DOCUMENT SECTION =>
+--
Background: Effective treatment of Pneumocystis jiroveci pneumonia (PCP) requires therapeutic serum concentrations of 5-10 microg/ml trimethoprim (TMP); consequently intravenous trimethoprim-sulphamethoxazole (TMP-SMZ) is recommended therapy. However, oral therapy is desirable as the intravenous route is costly, time-consuming, more difficult to administer and carries a risk of needlestick injury.
Objective: To investigate whether therapeutic TMP levels for treatment of PCP can be attained with oral therapy in HIV-infected children.
Methods: A prospective dose-escalation study was undertaken of serum TMP levels attained following oral doses of TMP of 5 mg/kg, 10 mg/kg or 20 mg/kg in stable HIV-infected children. Children who received a 20 mg/kg dose were randomised to get a second dose (5 or 10 mg/kg TMP) at 6 hours. TMP levels were measured at baseline, peak (3 hours), and trough (6 hours) using liquid chromatography. An additional TMP level was taken at 9 hours in those who received a second TMP dose.
+--
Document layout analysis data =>
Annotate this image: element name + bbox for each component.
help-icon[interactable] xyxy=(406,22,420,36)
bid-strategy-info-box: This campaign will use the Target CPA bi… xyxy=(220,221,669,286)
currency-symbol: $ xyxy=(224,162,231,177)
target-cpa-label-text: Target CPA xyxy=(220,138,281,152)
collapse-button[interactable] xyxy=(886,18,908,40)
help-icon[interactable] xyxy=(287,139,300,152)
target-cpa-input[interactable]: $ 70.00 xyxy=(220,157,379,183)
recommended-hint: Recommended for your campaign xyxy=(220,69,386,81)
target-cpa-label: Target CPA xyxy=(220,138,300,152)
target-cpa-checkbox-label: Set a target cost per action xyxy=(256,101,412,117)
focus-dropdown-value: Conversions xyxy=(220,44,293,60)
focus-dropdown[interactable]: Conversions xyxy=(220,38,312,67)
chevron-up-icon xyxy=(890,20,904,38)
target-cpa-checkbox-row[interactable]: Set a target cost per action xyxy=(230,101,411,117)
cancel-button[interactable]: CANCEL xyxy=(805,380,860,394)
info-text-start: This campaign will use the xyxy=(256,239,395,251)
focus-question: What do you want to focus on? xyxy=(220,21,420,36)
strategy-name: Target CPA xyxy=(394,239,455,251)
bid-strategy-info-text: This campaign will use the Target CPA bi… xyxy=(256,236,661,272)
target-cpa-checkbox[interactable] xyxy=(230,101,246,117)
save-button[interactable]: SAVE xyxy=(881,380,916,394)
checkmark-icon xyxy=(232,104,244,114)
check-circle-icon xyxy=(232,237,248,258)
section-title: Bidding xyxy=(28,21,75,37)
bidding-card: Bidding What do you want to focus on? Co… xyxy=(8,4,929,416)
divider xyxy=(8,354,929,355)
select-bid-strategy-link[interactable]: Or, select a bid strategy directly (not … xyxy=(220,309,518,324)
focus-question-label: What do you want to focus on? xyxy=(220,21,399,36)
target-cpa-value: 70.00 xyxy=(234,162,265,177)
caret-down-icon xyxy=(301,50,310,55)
+--
PROBLEM SET =>
[a] Output, word for word, the part of the trimethoprim abstract that opens with the words containing "Methods: A prospective" and closes with "second TMP dose.".
[b] Write the next part of the trimethoprim abstract, picking up after its last sentence.
None of the document layout analysis data is needed here.

ANSWERS PROVIDED =>
[a]
Methods: A prospective dose-escalation study was undertaken of serum TMP levels attained following oral doses of TMP of 5 mg/kg, 10 mg/kg or 20 mg/kg in stable HIV-infected children. Children who received a 20 mg/kg dose were randomised to get a second dose (5 or 10 mg/kg TMP) at 6 hours. TMP levels were measured at baseline, peak (3 hours), and trough (6 hours) using liquid chromatography. An additional TMP level was taken at 9 hours in those who received a second TMP dose.

[b]
Results: Median (25th-75th percentile) peak serum TMP levels following a 5 mg/kg, 10 mg/kg or 20 mg/kg oral loading dose were 0.93 (0.5-1.5) microg/ml, 1.94 (1.4-2.2) microg/ml and 7.68 (6.1-7.8) microg/ml respectively. Peak TMP levels at 9 hours after a second TMP dose of 5 or 10 mg/kg were 6.98 (3.4-8.8) microg/ml and 9.25 (8.2-10.3) microg/ml respectively.
Conclusion: Therapeutic concentrations of TMP for treatment of P. jiroveci can be attained with an oral loading dose of 20 mg/kg and sustained with a second dose at 6 hours of either 5 mg or 10 mg/kg in stable HIV-infected children.